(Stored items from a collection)
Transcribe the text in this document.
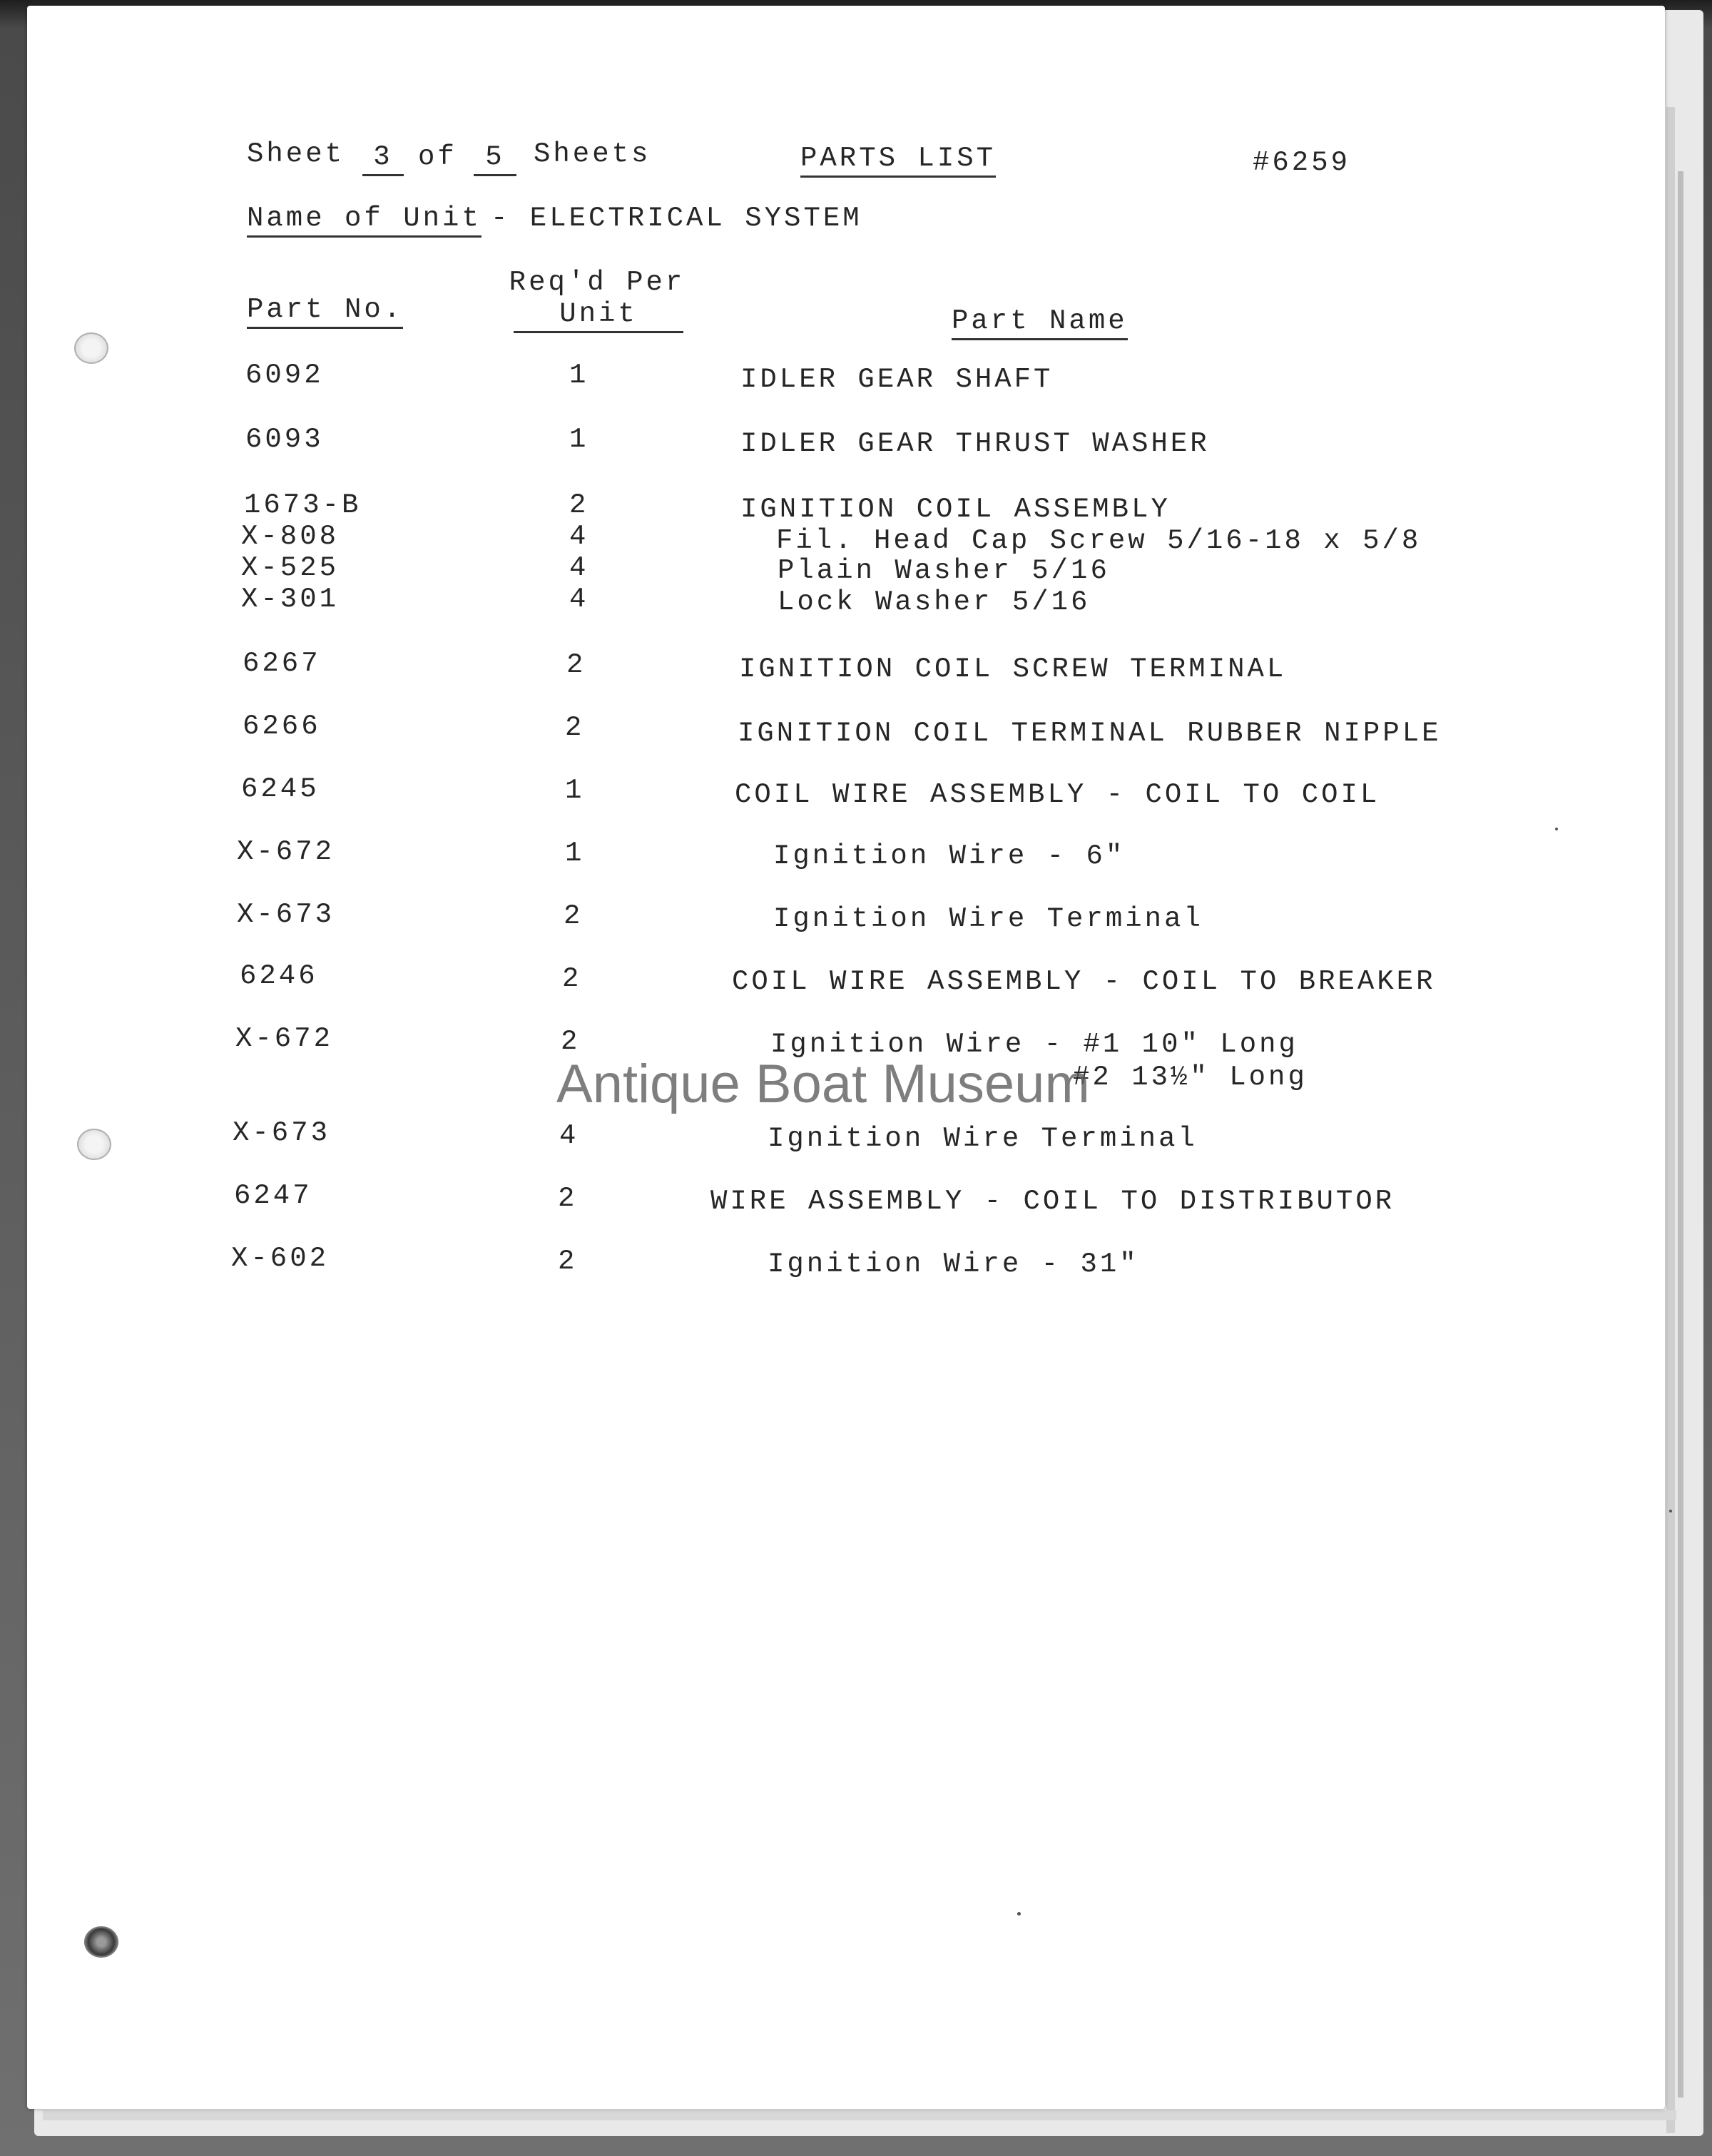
Sheet	3 of	5	Sheets	PARTS LIST	#6259
Name of Unit - ELECTRICAL SYSTEM
Part No.
Req'd Per
Unit	Part Name
6092	1	IDLER GEAR SHAFT
6093	1	IDLER GEAR THRUST WASHER
1673-B	2	IGNITION COIL ASSEMBLY
X-808	4	Fil. Head Cap Screw 5/16-18 x 5/8
X-525	4	Plain Washer 5/16
X-301	4	Lock Washer 5/16
6267	2	IGNITION COIL SCREW TERMINAL
6266	2	IGNITION COIL TERMINAL RUBBER NIPPLE
6245	1	COIL WIRE ASSEMBLY - COIL TO COIL
X-672	1	Ignition Wire - 6"
X-673	2	Ignition Wire Terminal
6246	2	COIL WIRE ASSEMBLY - COIL TO BREAKER
X-672	2	Ignition Wire - #1 10" Long
#2 13½" Long
X-673	4	Ignition Wire Terminal
6247	2	WIRE ASSEMBLY - COIL TO DISTRIBUTOR
X-602	2	Ignition Wire - 31"
Antique Boat Museum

→ **REQUIRED TASK**
Exclude the pictures and transcribe all of the entries exactly.

→ **TASK OUTPUT**
Transcribe the text in this document.
Sheet	3 of	5	Sheets	PARTS LIST	#6259
Name of Unit - ELECTRICAL SYSTEM
Part No.
Req'd Per
Unit	Part Name
6092	1	IDLER GEAR SHAFT
6093	1	IDLER GEAR THRUST WASHER
1673-B	2	IGNITION COIL ASSEMBLY
X-808	4	Fil. Head Cap Screw 5/16-18 x 5/8
X-525	4	Plain Washer 5/16
X-301	4	Lock Washer 5/16
6267	2	IGNITION COIL SCREW TERMINAL
6266	2	IGNITION COIL TERMINAL RUBBER NIPPLE
6245	1	COIL WIRE ASSEMBLY - COIL TO COIL
X-672	1	Ignition Wire - 6"
X-673	2	Ignition Wire Terminal
6246	2	COIL WIRE ASSEMBLY - COIL TO BREAKER
X-672	2	Ignition Wire - #1 10" Long
#2 13½" Long
X-673	4	Ignition Wire Terminal
6247	2	WIRE ASSEMBLY - COIL TO DISTRIBUTOR
X-602	2	Ignition Wire - 31"
Antique Boat Museum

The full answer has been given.